Dataset excerpts:
────
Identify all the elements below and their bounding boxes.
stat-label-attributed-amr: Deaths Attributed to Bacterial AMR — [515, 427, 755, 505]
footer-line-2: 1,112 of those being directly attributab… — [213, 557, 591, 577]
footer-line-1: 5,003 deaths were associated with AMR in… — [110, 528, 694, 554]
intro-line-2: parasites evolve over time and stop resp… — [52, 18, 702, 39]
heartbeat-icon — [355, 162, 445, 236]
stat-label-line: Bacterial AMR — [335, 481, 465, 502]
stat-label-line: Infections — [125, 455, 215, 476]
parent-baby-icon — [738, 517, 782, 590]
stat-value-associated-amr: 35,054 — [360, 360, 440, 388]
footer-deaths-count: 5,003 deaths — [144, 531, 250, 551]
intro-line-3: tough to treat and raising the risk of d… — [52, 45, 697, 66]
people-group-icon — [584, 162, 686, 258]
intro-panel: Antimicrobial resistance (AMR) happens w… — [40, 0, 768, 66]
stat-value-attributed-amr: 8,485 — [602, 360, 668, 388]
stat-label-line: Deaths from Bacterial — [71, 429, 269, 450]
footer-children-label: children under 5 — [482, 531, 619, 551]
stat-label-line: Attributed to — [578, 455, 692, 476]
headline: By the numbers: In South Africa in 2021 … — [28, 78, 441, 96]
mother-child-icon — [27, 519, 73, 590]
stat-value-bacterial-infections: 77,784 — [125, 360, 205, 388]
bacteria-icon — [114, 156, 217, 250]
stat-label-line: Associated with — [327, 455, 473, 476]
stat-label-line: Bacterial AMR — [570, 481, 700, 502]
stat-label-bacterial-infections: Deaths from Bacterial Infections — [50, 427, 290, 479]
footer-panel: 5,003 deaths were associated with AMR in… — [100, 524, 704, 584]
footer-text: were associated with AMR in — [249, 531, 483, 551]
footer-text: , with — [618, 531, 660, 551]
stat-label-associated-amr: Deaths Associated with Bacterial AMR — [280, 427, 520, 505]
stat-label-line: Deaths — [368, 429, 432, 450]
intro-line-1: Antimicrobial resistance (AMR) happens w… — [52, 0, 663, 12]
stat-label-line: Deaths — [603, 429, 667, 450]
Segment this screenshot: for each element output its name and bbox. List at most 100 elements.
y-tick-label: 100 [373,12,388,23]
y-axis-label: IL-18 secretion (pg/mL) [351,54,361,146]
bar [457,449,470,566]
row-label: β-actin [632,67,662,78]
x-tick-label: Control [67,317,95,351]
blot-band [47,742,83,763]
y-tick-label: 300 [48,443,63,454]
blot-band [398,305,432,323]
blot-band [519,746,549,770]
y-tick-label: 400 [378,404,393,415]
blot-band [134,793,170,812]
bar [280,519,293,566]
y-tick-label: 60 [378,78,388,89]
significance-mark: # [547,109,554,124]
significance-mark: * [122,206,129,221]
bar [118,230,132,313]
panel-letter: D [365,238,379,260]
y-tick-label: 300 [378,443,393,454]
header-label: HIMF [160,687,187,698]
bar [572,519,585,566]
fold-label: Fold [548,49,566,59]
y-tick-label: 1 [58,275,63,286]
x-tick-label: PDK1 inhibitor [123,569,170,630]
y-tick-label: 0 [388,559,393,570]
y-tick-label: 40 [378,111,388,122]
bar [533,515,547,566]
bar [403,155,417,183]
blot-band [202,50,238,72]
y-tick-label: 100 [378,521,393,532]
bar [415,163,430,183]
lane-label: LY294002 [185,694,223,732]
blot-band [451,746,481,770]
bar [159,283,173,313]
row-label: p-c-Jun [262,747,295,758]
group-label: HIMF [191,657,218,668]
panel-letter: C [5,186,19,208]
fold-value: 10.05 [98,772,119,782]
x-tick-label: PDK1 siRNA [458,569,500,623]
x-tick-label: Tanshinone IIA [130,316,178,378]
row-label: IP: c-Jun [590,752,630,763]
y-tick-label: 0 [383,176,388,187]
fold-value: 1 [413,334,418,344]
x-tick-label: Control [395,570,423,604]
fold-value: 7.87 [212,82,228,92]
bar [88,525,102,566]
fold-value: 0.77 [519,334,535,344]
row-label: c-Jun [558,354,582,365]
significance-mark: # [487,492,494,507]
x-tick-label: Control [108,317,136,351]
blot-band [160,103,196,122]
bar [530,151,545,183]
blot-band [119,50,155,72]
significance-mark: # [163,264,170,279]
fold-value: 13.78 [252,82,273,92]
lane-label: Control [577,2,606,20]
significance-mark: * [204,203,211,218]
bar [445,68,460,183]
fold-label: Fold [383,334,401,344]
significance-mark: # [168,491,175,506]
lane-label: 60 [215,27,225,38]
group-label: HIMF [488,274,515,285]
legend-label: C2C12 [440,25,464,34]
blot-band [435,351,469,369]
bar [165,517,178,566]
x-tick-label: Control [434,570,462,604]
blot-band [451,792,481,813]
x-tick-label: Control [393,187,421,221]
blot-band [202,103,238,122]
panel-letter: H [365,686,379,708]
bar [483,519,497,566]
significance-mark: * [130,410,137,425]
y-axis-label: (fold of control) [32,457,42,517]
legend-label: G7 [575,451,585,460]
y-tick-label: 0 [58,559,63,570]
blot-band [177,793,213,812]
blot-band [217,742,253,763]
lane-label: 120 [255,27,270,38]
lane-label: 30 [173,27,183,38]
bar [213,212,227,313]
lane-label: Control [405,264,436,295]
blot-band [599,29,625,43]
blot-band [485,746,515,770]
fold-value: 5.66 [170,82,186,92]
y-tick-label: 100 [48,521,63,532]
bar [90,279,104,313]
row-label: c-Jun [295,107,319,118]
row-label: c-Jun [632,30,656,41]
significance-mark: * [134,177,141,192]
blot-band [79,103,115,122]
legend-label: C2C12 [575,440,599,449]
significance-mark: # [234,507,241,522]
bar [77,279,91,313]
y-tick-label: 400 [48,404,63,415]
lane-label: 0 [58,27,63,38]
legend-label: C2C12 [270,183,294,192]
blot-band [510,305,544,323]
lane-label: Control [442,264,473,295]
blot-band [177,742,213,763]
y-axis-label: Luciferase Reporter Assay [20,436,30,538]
────
AIM OF THE EXERCISE:
Which lines of the data hold the string "Antimicrobial"? Return each of them.

OUTPUT OF THE TASK:
intro-panel: Antimicrobial resistance (AMR) happens w… — [40, 0, 768, 66]
intro-line-1: Antimicrobial resistance (AMR) happens w… — [52, 0, 663, 12]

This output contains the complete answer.